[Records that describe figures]
◆ ◆ ◆ ◆ ◆
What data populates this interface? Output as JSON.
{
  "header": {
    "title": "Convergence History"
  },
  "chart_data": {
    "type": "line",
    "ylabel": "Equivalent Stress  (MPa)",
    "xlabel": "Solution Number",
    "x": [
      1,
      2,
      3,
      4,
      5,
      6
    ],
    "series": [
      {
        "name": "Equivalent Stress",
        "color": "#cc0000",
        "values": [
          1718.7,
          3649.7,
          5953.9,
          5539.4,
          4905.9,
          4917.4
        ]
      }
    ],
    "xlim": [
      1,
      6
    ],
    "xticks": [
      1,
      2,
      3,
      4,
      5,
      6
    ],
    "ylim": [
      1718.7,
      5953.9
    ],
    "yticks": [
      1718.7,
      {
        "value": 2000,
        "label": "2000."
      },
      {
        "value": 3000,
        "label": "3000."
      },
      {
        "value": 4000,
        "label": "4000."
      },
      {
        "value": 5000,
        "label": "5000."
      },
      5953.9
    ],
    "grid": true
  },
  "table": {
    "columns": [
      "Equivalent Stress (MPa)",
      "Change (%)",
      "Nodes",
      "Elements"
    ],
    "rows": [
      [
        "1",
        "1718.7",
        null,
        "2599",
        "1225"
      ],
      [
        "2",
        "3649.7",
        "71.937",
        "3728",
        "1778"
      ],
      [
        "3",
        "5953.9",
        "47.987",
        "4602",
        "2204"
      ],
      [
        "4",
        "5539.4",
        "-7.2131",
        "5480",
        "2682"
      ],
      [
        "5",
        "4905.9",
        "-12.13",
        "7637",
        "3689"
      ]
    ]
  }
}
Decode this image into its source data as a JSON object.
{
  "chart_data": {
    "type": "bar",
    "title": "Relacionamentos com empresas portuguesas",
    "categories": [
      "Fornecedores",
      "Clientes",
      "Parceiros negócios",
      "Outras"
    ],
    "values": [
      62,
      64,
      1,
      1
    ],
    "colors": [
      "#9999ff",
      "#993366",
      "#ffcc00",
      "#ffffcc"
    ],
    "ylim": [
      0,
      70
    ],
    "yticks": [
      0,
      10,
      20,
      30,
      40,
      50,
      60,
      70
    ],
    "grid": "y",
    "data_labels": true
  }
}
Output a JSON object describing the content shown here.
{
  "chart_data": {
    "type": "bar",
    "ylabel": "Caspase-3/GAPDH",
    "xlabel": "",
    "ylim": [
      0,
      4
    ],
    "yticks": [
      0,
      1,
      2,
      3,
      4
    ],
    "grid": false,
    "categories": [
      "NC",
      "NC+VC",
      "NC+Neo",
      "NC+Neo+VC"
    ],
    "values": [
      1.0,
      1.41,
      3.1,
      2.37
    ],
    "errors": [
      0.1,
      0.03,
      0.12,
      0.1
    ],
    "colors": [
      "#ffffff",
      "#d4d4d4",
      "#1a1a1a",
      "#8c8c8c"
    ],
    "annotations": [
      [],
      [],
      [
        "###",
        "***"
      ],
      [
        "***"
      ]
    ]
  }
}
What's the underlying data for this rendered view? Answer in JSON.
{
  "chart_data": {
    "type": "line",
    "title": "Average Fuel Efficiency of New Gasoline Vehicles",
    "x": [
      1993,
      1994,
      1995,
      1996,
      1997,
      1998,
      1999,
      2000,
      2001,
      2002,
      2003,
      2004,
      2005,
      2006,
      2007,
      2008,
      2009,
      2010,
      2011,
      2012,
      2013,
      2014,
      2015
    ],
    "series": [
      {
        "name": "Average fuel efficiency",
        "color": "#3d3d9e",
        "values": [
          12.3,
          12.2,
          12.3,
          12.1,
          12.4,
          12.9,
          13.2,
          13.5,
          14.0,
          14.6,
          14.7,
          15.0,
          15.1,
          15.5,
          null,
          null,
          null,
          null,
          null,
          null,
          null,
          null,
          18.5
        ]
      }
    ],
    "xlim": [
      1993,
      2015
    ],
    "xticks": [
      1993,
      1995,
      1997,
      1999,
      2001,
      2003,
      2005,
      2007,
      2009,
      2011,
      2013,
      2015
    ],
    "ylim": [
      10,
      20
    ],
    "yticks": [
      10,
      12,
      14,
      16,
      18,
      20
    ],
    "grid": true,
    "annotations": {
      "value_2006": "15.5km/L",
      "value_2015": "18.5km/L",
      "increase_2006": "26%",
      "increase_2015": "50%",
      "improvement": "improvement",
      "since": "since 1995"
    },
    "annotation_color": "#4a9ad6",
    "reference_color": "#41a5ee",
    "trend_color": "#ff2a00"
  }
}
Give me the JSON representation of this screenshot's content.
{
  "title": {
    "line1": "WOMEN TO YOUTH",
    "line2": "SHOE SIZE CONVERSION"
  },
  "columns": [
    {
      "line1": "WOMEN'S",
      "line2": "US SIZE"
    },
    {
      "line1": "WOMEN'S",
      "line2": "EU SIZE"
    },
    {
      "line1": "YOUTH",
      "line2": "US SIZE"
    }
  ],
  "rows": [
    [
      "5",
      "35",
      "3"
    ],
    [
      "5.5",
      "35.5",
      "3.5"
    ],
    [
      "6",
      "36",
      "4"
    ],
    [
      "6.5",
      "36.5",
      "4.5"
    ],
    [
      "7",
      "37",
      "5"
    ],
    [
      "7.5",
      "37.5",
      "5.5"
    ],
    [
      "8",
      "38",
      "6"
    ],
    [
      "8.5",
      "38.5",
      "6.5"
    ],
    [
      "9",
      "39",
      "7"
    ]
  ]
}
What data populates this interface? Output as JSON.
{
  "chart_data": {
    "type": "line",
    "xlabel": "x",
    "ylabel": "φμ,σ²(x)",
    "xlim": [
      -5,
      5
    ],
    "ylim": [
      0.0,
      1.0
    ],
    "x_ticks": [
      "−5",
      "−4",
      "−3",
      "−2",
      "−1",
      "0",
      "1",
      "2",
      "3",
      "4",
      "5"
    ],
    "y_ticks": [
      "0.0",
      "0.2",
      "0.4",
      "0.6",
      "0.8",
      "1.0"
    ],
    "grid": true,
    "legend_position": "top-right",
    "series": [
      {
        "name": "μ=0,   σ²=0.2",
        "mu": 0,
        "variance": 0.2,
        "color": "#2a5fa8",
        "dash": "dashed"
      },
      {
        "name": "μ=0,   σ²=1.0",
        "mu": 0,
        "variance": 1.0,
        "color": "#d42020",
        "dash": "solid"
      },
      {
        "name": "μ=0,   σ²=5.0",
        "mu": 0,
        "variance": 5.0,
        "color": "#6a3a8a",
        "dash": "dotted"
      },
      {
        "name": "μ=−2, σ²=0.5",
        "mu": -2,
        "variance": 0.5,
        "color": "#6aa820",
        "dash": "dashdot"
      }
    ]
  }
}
◆ ◆ ◆ ◆ ◆
### Objective
Copy every line above that holds the word "variance".

### Solution to this task
        "variance": 0.2,
        "variance": 1.0,
        "variance": 5.0,
        "variance": 0.5,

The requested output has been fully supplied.